◆ Given task ◆
Transcribe the whole listing without a single picture.
* Start Raw data *
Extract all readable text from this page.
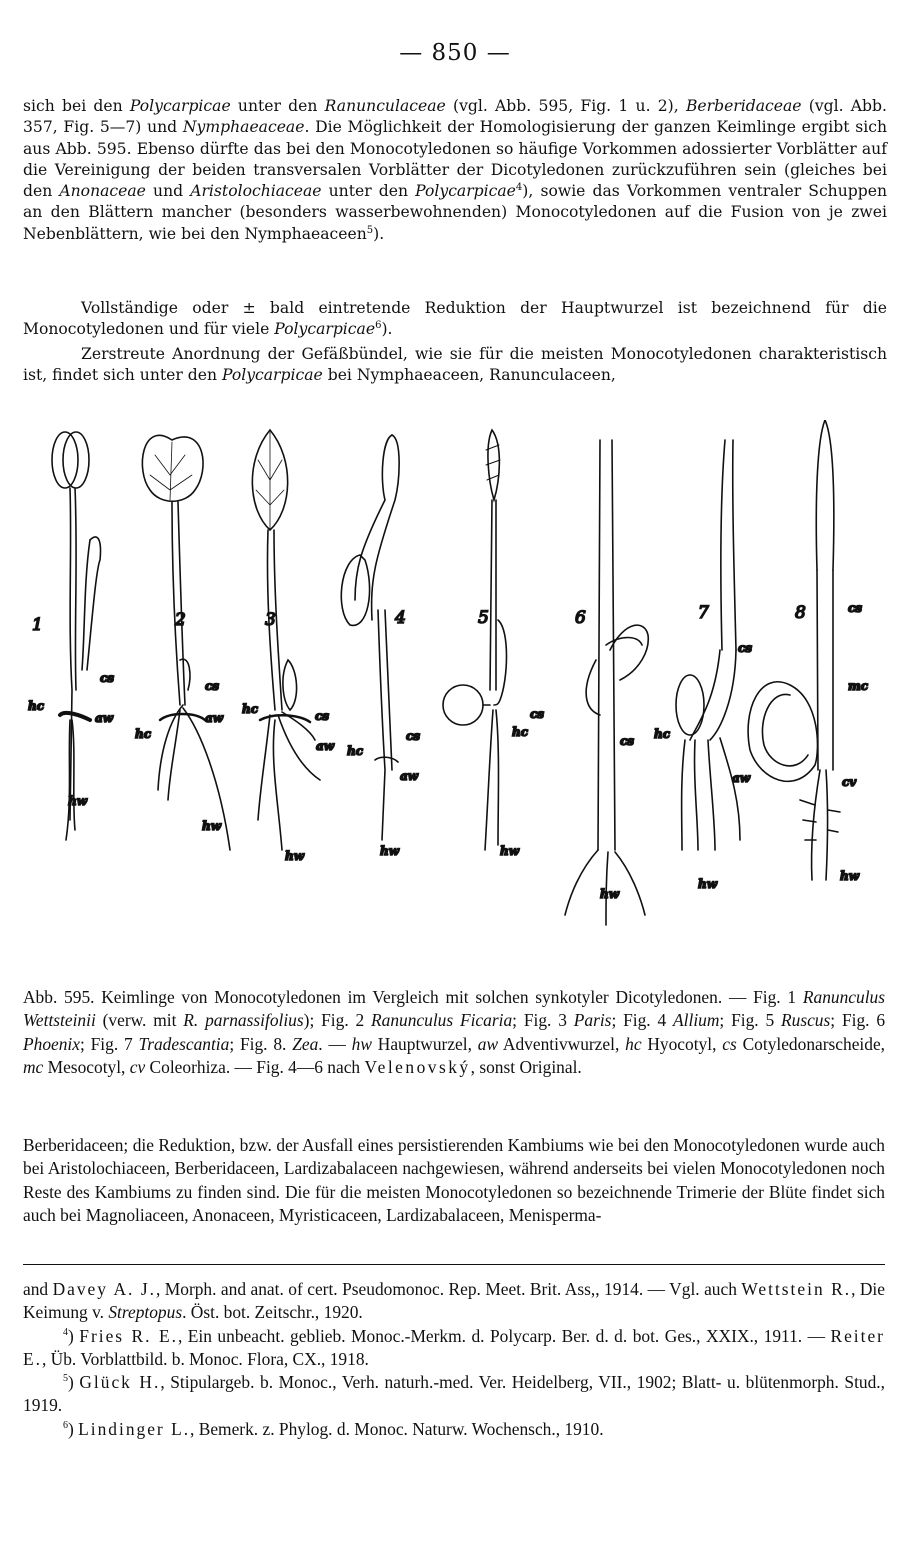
— 850 —

sich bei den Polycarpicae unter den Ranunculaceae (vgl. Abb. 595, Fig. 1 u. 2), Berberidaceae (vgl. Abb. 357, Fig. 5—7) und Nymphaeaceae. Die Möglichkeit der Homologisierung der ganzen Keimlinge ergibt sich aus Abb. 595. Ebenso dürfte das bei den Monocotyledonen so häufige Vorkommen adossierter Vorblätter auf die Vereinigung der beiden transversalen Vorblätter der Dicotyledonen zurückzuführen sein (gleiches bei den Anonaceae und Aristolochiaceae unter den Polycarpicae$^4$), sowie das Vorkommen ventraler Schuppen an den Blättern mancher (besonders wasserbewohnenden) Monocotyledonen auf die Fusion von je zwei Nebenblättern, wie bei den Nymphaeaceen$^5$).

Vollständige oder ± bald eintretende Reduktion der Hauptwurzel ist bezeichnend für die Monocotyledonen und für viele Polycarpicae$^6$).

Zerstreute Anordnung der Gefäßbündel, wie sie für die meisten Monocotyledonen charakteristisch ist, findet sich unter den Polycarpicae bei Nymphaeaceen, Ranunculaceen,

1	2	3	4	5	6	7	8
cs
hc
aw
hw
cs
aw
hc
hw
hc	cs
aw
hw
hc
cs
aw
hw
cs
hc
hw
cs
hw
cs
hc
aw
hw
cs
mc
cv
hw

Abb. 595. Keimlinge von Monocotyledonen im Vergleich mit solchen synkotyler Dicotyledonen. — Fig. 1 Ranunculus Wettsteinii (verw. mit R. parnassifolius); Fig. 2 Ranunculus Ficaria; Fig. 3 Paris; Fig. 4 Allium; Fig. 5 Ruscus; Fig. 6 Phoenix; Fig. 7 Tradescantia; Fig. 8. Zea. — hw Hauptwurzel, aw Adventivwurzel, hc Hyocotyl, cs Cotyledonarscheide, mc Mesocotyl, cv Coleorhiza. — Fig. 4—6 nach Velenovský, sonst Original.

Berberidaceen; die Reduktion, bzw. der Ausfall eines persistierenden Kambiums wie bei den Monocotyledonen wurde auch bei Aristolochiaceen, Berberidaceen, Lardizabalaceen nachgewiesen, während anderseits bei vielen Monocotyledonen noch Reste des Kambiums zu finden sind. Die für die meisten Monocotyledonen so bezeichnende Trimerie der Blüte findet sich auch bei Magnoliaceen, Anonaceen, Myristicaceen, Lardizabalaceen, Menisperma-

and Davey A. J., Morph. and anat. of cert. Pseudomonoc. Rep. Meet. Brit. Ass,, 1914. — Vgl. auch Wettstein R., Die Keimung v. Streptopus. Öst. bot. Zeitschr., 1920.

$^4$) Fries R. E., Ein unbeacht. geblieb. Monoc.-Merkm. d. Polycarp. Ber. d. d. bot. Ges., XXIX., 1911. — Reiter E., Üb. Vorblattbild. b. Monoc. Flora, CX., 1918.

$^5$) Glück H., Stipulargeb. b. Monoc., Verh. naturh.-med. Ver. Heidelberg, VII., 1902; Blatt- u. blütenmorph. Stud., 1919.

$^6$) Lindinger L., Bemerk. z. Phylog. d. Monoc. Naturw. Wochensch., 1910.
* End Raw data *
◆ Exercise output ◆
Extract all readable text from this page.
— 850 —

sich bei den Polycarpicae unter den Ranunculaceae (vgl. Abb. 595, Fig. 1 u. 2), Berberidaceae (vgl. Abb. 357, Fig. 5—7) und Nymphaeaceae. Die Möglichkeit der Homologisierung der ganzen Keimlinge ergibt sich aus Abb. 595. Ebenso dürfte das bei den Monocotyledonen so häufige Vorkommen adossierter Vorblätter auf die Vereinigung der beiden transversalen Vorblätter der Dicotyledonen zurückzuführen sein (gleiches bei den Anonaceae und Aristolochiaceae unter den Polycarpicae$^4$), sowie das Vorkommen ventraler Schuppen an den Blättern mancher (besonders wasserbewohnenden) Monocotyledonen auf die Fusion von je zwei Nebenblättern, wie bei den Nymphaeaceen$^5$).

Vollständige oder ± bald eintretende Reduktion der Hauptwurzel ist bezeichnend für die Monocotyledonen und für viele Polycarpicae$^6$).

Zerstreute Anordnung der Gefäßbündel, wie sie für die meisten Monocotyledonen charakteristisch ist, findet sich unter den Polycarpicae bei Nymphaeaceen, Ranunculaceen,

1	2	3	4	5	6	7	8
cs
hc
aw
hw
cs
aw
hc
hw
hc	cs
aw
hw
hc
cs
aw
hw
cs
hc
hw
cs
hw
cs
hc
aw
hw
cs
mc
cv
hw

Abb. 595. Keimlinge von Monocotyledonen im Vergleich mit solchen synkotyler Dicotyledonen. — Fig. 1 Ranunculus Wettsteinii (verw. mit R. parnassifolius); Fig. 2 Ranunculus Ficaria; Fig. 3 Paris; Fig. 4 Allium; Fig. 5 Ruscus; Fig. 6 Phoenix; Fig. 7 Tradescantia; Fig. 8. Zea. — hw Hauptwurzel, aw Adventivwurzel, hc Hyocotyl, cs Cotyledonarscheide, mc Mesocotyl, cv Coleorhiza. — Fig. 4—6 nach Velenovský, sonst Original.

Berberidaceen; die Reduktion, bzw. der Ausfall eines persistierenden Kambiums wie bei den Monocotyledonen wurde auch bei Aristolochiaceen, Berberidaceen, Lardizabalaceen nachgewiesen, während anderseits bei vielen Monocotyledonen noch Reste des Kambiums zu finden sind. Die für die meisten Monocotyledonen so bezeichnende Trimerie der Blüte findet sich auch bei Magnoliaceen, Anonaceen, Myristicaceen, Lardizabalaceen, Menisperma-

and Davey A. J., Morph. and anat. of cert. Pseudomonoc. Rep. Meet. Brit. Ass,, 1914. — Vgl. auch Wettstein R., Die Keimung v. Streptopus. Öst. bot. Zeitschr., 1920.

$^4$) Fries R. E., Ein unbeacht. geblieb. Monoc.-Merkm. d. Polycarp. Ber. d. d. bot. Ges., XXIX., 1911. — Reiter E., Üb. Vorblattbild. b. Monoc. Flora, CX., 1918.

$^5$) Glück H., Stipulargeb. b. Monoc., Verh. naturh.-med. Ver. Heidelberg, VII., 1902; Blatt- u. blütenmorph. Stud., 1919.

$^6$) Lindinger L., Bemerk. z. Phylog. d. Monoc. Naturw. Wochensch., 1910.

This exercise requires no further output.